■ **Challenge**: Select, from the data, each line where "required" occurs.
## Start
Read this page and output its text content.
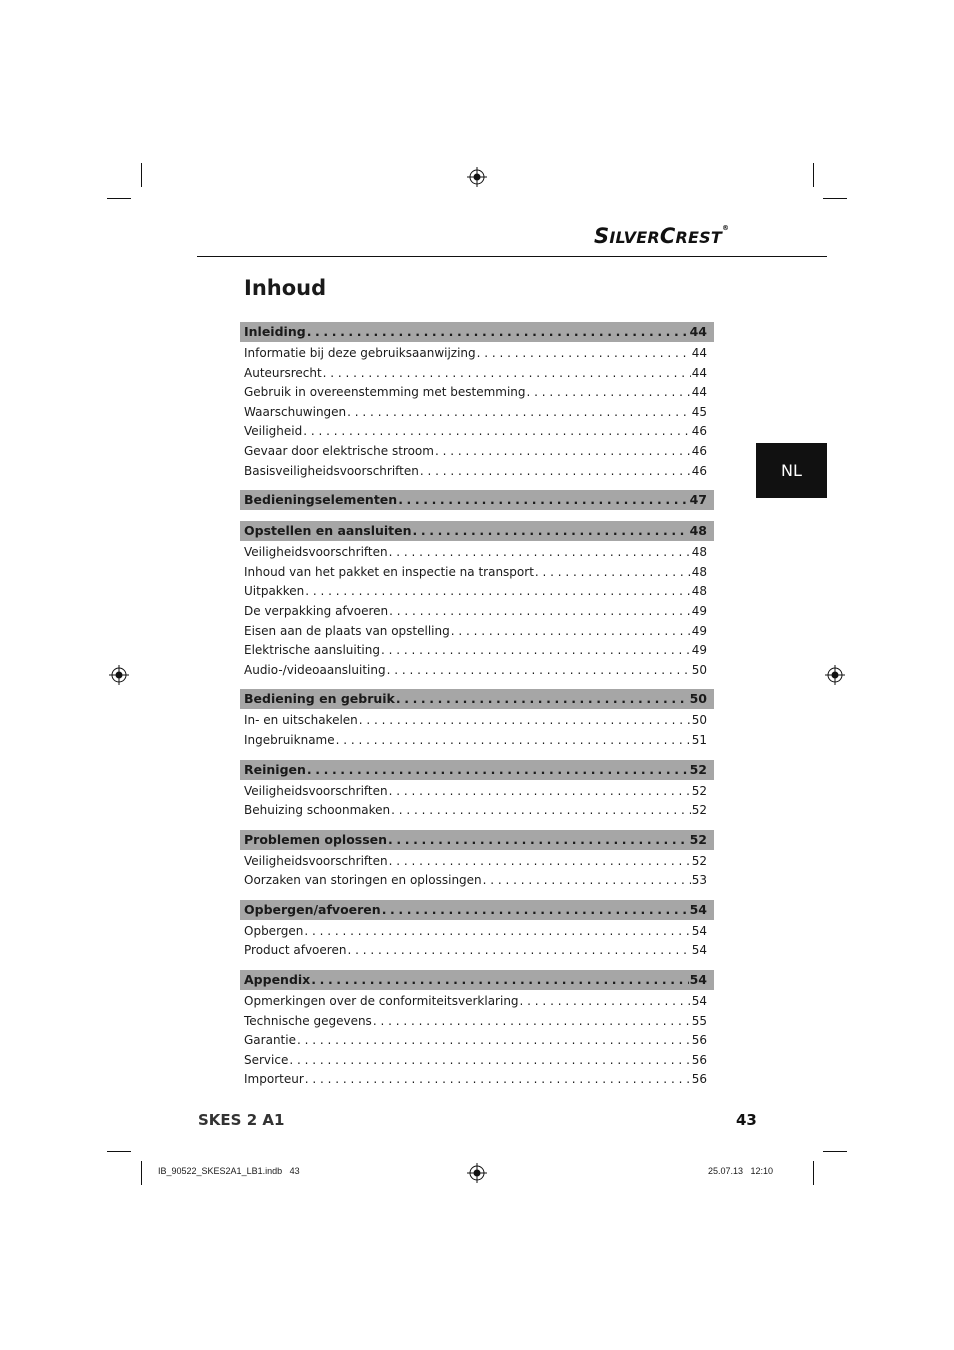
SILVERCREST®
Inhoud
NL
Inleiding .....	44
Informatie bij deze gebruiksaanwijzing . . .	44
Auteursrecht . . .	44
Gebruik in overeenstemming met bestemming . . .	44
Waarschuwingen . . .	45
Veiligheid . . .	46
Gevaar door elektrische stroom . . .	46
Basisveiligheidsvoorschriften . . .	46
Bedieningselementen .....	47
Opstellen en aansluiten .....	48
Veiligheidsvoorschriften . . .	48
Inhoud van het pakket en inspectie na transport . . .	48
Uitpakken . . .	48
De verpakking afvoeren . . .	49
Eisen aan de plaats van opstelling . . .	49
Elektrische aansluiting . . .	49
Audio-/videoaansluiting . . .	50
Bediening en gebruik .....	50
In- en uitschakelen . . .	50
Ingebruikname . . .	51
Reinigen .....	52
Veiligheidsvoorschriften . . .	52
Behuizing schoonmaken . . .	52
Problemen oplossen .....	52
Veiligheidsvoorschriften . . .	52
Oorzaken van storingen en oplossingen . . .	53
Opbergen/afvoeren .....	54
Opbergen . . .	54
Product afvoeren . . .	54
Appendix .....	54
Opmerkingen over de conformiteitsverklaring . . .	54
Technische gegevens . . .	55
Garantie . . .	56
Service . . .	56
Importeur . . .	56
SKES 2 A1	43
IB_90522_SKES2A1_LB1.indb   43	25.07.13   12:10
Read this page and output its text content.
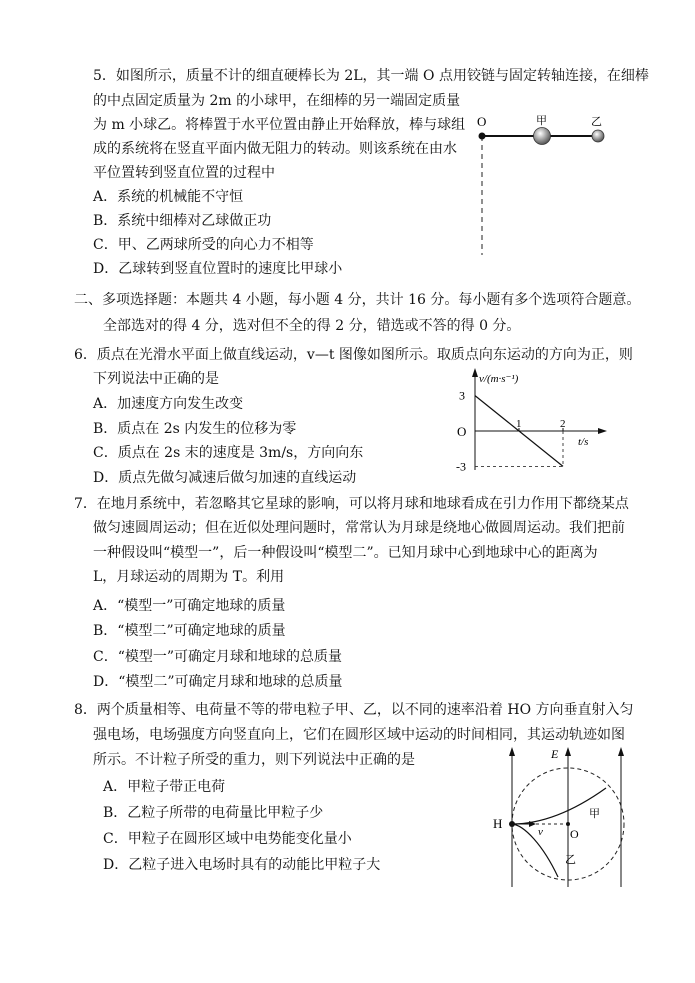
5．如图所示，质量不计的细直硬棒长为 2L，其一端 O 点用铰链与固定转轴连接，在细棒
的中点固定质量为 2m 的小球甲，在细棒的另一端固定质量
为 m 小球乙。将棒置于水平位置由静止开始释放，棒与球组
成的系统将在竖直平面内做无阻力的转动。则该系统在由水
平位置转到竖直位置的过程中
A．系统的机械能不守恒
B．系统中细棒对乙球做正功
C．甲、乙两球所受的向心力不相等
D．乙球转到竖直位置时的速度比甲球小
O	甲	乙
二、多项选择题：本题共 4 小题，每小题 4 分，共计 16 分。每小题有多个选项符合题意。
全部选对的得 4 分，选对但不全的得 2 分，错选或不答的得 0 分。
6．质点在光滑水平面上做直线运动，v—t 图像如图所示。取质点向东运动的方向为正，则
下列说法中正确的是
A．加速度方向发生改变
B．质点在 2s 内发生的位移为零
C．质点在 2s 末的速度是 3m/s，方向向东
D．质点先做匀减速后做匀加速的直线运动
1	2
3
-3
v/(m·s⁻¹)
t/s
O
7．在地月系统中，若忽略其它星球的影响，可以将月球和地球看成在引力作用下都绕某点
做匀速圆周运动；但在近似处理问题时，常常认为月球是绕地心做圆周运动。我们把前
一种假设叫“模型一”，后一种假设叫“模型二”。已知月球中心到地球中心的距离为
L，月球运动的周期为 T。利用
A．“模型一”可确定地球的质量
B．“模型二”可确定地球的质量
C．“模型一”可确定月球和地球的总质量
D．“模型二”可确定月球和地球的总质量
8．两个质量相等、电荷量不等的带电粒子甲、乙，以不同的速率沿着 HO 方向垂直射入匀
强电场，电场强度方向竖直向上，它们在圆形区域中运动的时间相同，其运动轨迹如图
所示。不计粒子所受的重力，则下列说法中正确的是
A．甲粒子带正电荷
B．乙粒子所带的电荷量比甲粒子少
C．甲粒子在圆形区域中电势能变化量小
D．乙粒子进入电场时具有的动能比甲粒子大
E
H
O
v
甲
乙
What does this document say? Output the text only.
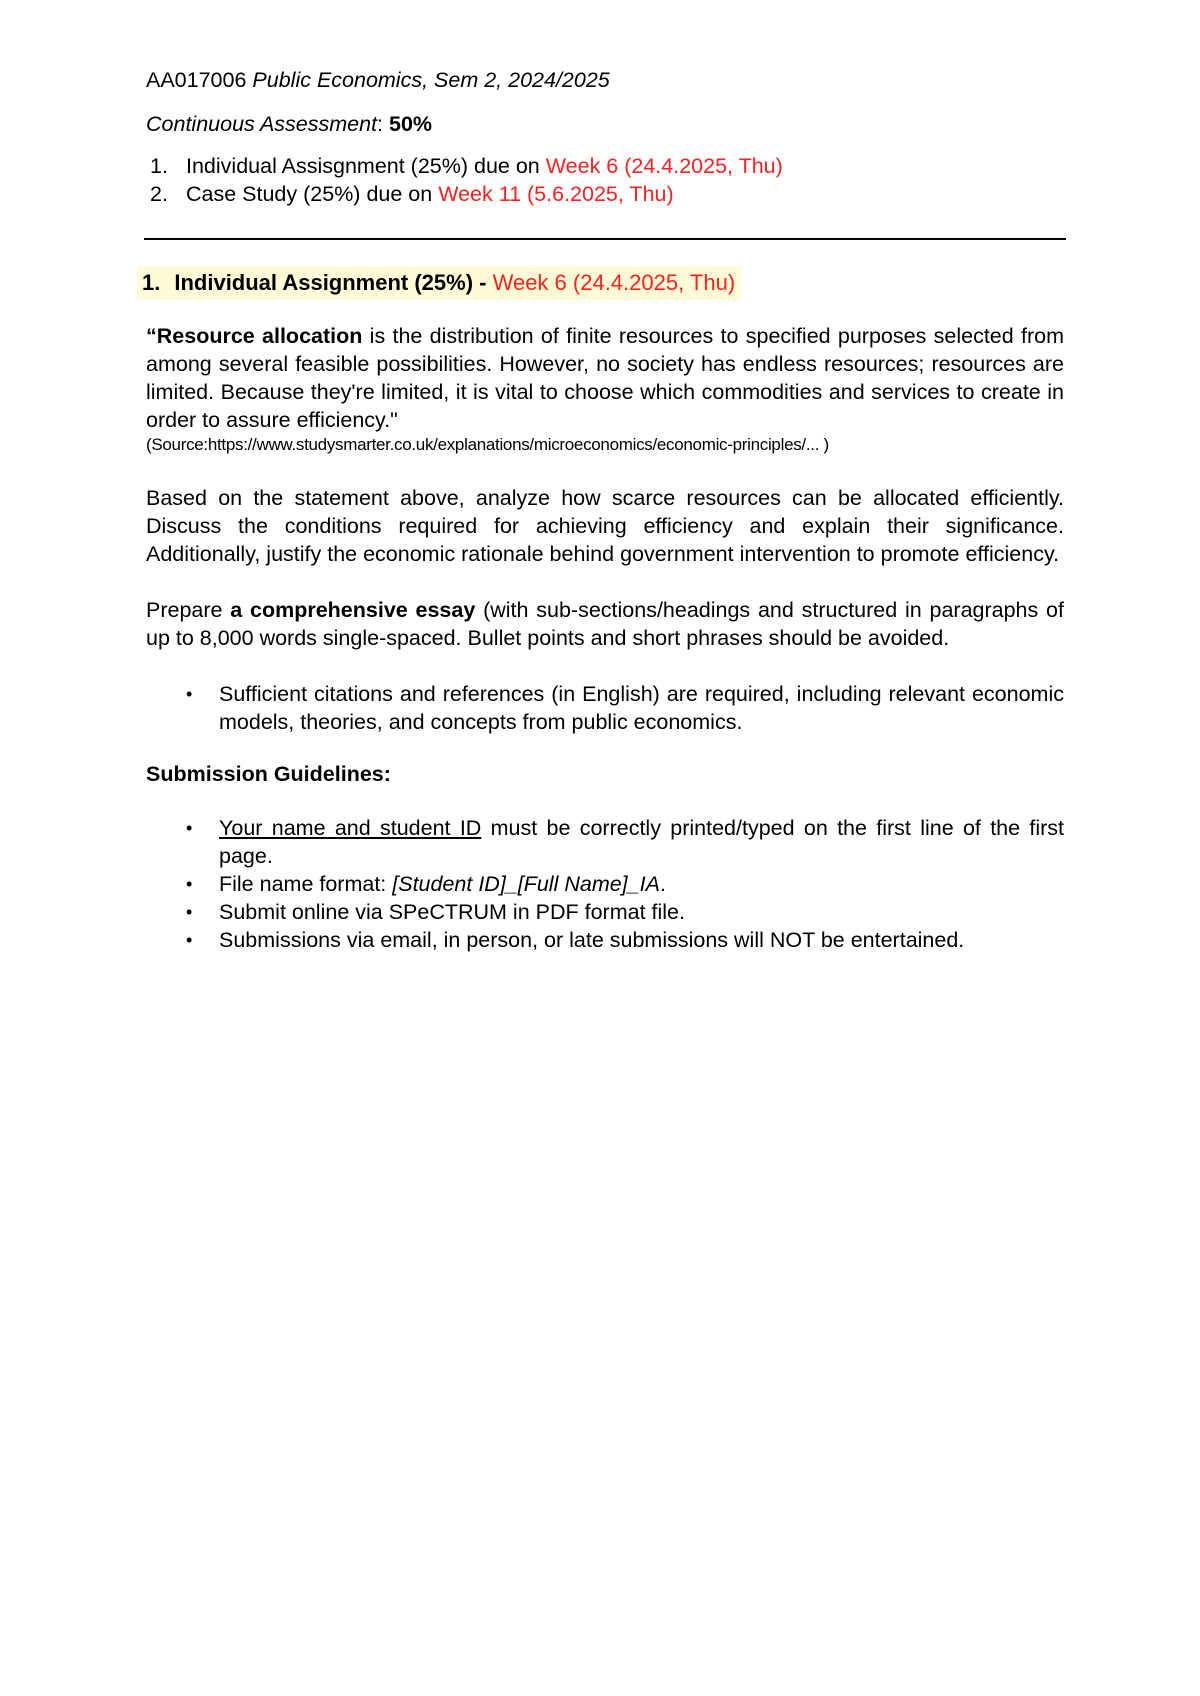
AA017006 Public Economics, Sem 2, 2024/2025

Continuous Assessment: 50%

1. Individual Assisgnment (25%) due on Week 6 (24.4.2025, Thu)
2. Case Study (25%) due on Week 11 (5.6.2025, Thu)
1. Individual Assignment (25%) - Week 6 (24.4.2025, Thu)

“Resource allocation is the distribution of finite resources to specified purposes selected from among several feasible possibilities. However, no society has endless resources; resources are limited. Because they're limited, it is vital to choose which commodities and services to create in order to assure efficiency."

(Source:https://www.studysmarter.co.uk/explanations/microeconomics/economic-principles/... )

Based on the statement above, analyze how scarce resources can be allocated efficiently. Discuss the conditions required for achieving efficiency and explain their significance. Additionally, justify the economic rationale behind government intervention to promote efficiency.

Prepare a comprehensive essay (with sub-sections/headings and structured in paragraphs of up to 8,000 words single-spaced. Bullet points and short phrases should be avoided.

• Sufficient citations and references (in English) are required, including relevant economic models, theories, and concepts from public economics.

Submission Guidelines:

• Your name and student ID must be correctly printed/typed on the first line of the first page.
• File name format: [Student ID]_[Full Name]_IA.
• Submit online via SPeCTRUM in PDF format file.
• Submissions via email, in person, or late submissions will NOT be entertained.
## End
■ **Solution to this problem**:
Based on the statement above, analyze how scarce resources can be allocated efficiently. Discuss the conditions required for achieving efficiency and explain their significance. Additionally, justify the economic rationale behind government intervention to promote efficiency.
• Sufficient citations and references (in English) are required, including relevant economic models, theories, and concepts from public economics.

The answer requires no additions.